- _Task instructions_
The records below must be output exactly, without pictures.

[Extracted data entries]
• • • • • • •

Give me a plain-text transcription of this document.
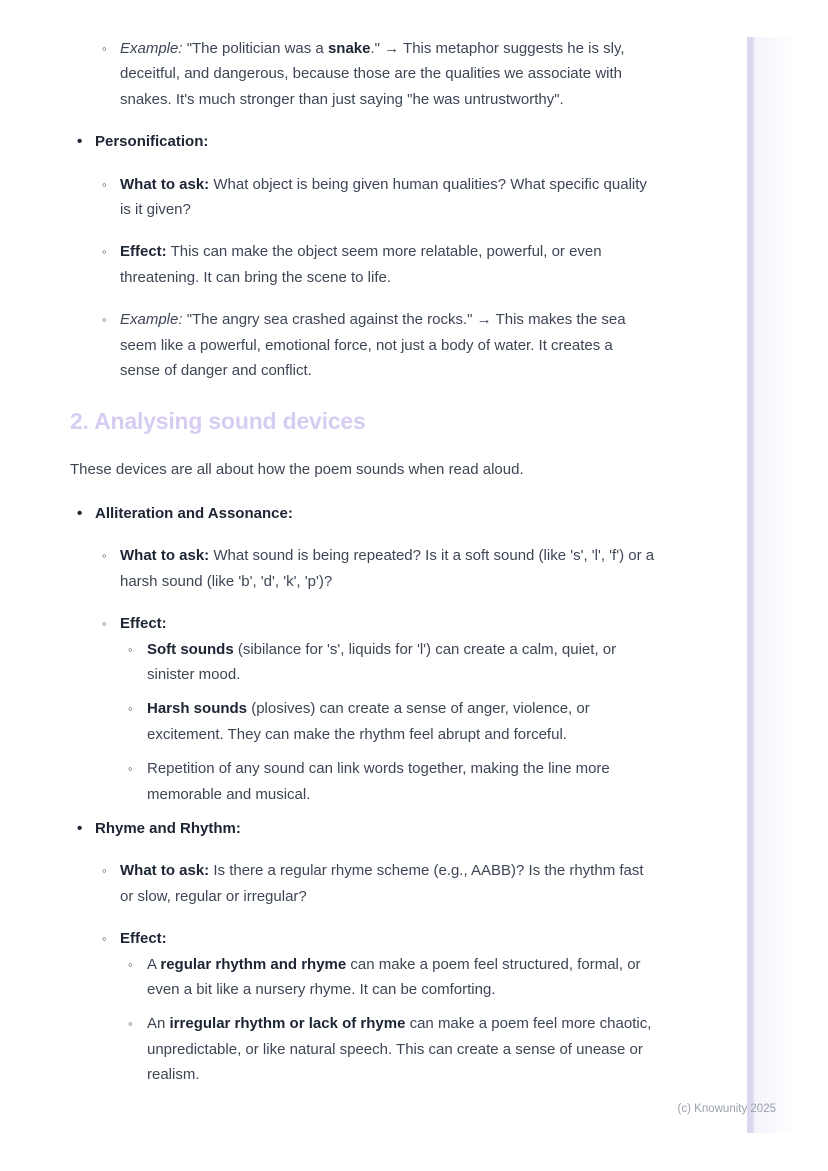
◦ Example: "The politician was a snake." → This metaphor suggests he is sly, deceitful, and dangerous, because those are the qualities we associate with snakes. It's much stronger than just saying "he was untrustworthy".
• Personification:
◦ What to ask: What object is being given human qualities? What specific quality is it given?
◦ Effect: This can make the object seem more relatable, powerful, or even threatening. It can bring the scene to life.
◦ Example: "The angry sea crashed against the rocks." → This makes the sea seem like a powerful, emotional force, not just a body of water. It creates a sense of danger and conflict.
2. Analysing sound devices
These devices are all about how the poem sounds when read aloud.
• Alliteration and Assonance:
◦ What to ask: What sound is being repeated? Is it a soft sound (like 's', 'l', 'f') or a harsh sound (like 'b', 'd', 'k', 'p')?
◦ Effect:
◦ Soft sounds (sibilance for 's', liquids for 'l') can create a calm, quiet, or sinister mood.
◦ Harsh sounds (plosives) can create a sense of anger, violence, or excitement. They can make the rhythm feel abrupt and forceful.
◦ Repetition of any sound can link words together, making the line more memorable and musical.
• Rhyme and Rhythm:
◦ What to ask: Is there a regular rhyme scheme (e.g., AABB)? Is the rhythm fast or slow, regular or irregular?
◦ Effect:
◦ A regular rhythm and rhyme can make a poem feel structured, formal, or even a bit like a nursery rhyme. It can be comforting.
◦ An irregular rhythm or lack of rhyme can make a poem feel more chaotic, unpredictable, or like natural speech. This can create a sense of unease or realism.
(c) Knowunity 2025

• • • • • • •

- _Output for this exercise_
Give me a plain-text transcription of this document.
◦ Example: "The politician was a snake." → This metaphor suggests he is sly, deceitful, and dangerous, because those are the qualities we associate with snakes. It's much stronger than just saying "he was untrustworthy".
• Personification:
◦ What to ask: What object is being given human qualities? What specific quality is it given?
◦ Effect: This can make the object seem more relatable, powerful, or even threatening. It can bring the scene to life.
◦ Example: "The angry sea crashed against the rocks." → This makes the sea seem like a powerful, emotional force, not just a body of water. It creates a sense of danger and conflict.
2. Analysing sound devices
These devices are all about how the poem sounds when read aloud.
• Alliteration and Assonance:
◦ What to ask: What sound is being repeated? Is it a soft sound (like 's', 'l', 'f') or a harsh sound (like 'b', 'd', 'k', 'p')?
◦ Effect:
◦ Soft sounds (sibilance for 's', liquids for 'l') can create a calm, quiet, or sinister mood.
◦ Harsh sounds (plosives) can create a sense of anger, violence, or excitement. They can make the rhythm feel abrupt and forceful.
◦ Repetition of any sound can link words together, making the line more memorable and musical.
• Rhyme and Rhythm:
◦ What to ask: Is there a regular rhyme scheme (e.g., AABB)? Is the rhythm fast or slow, regular or irregular?
◦ Effect:
◦ A regular rhythm and rhyme can make a poem feel structured, formal, or even a bit like a nursery rhyme. It can be comforting.
◦ An irregular rhythm or lack of rhyme can make a poem feel more chaotic, unpredictable, or like natural speech. This can create a sense of unease or realism.
(c) Knowunity 2025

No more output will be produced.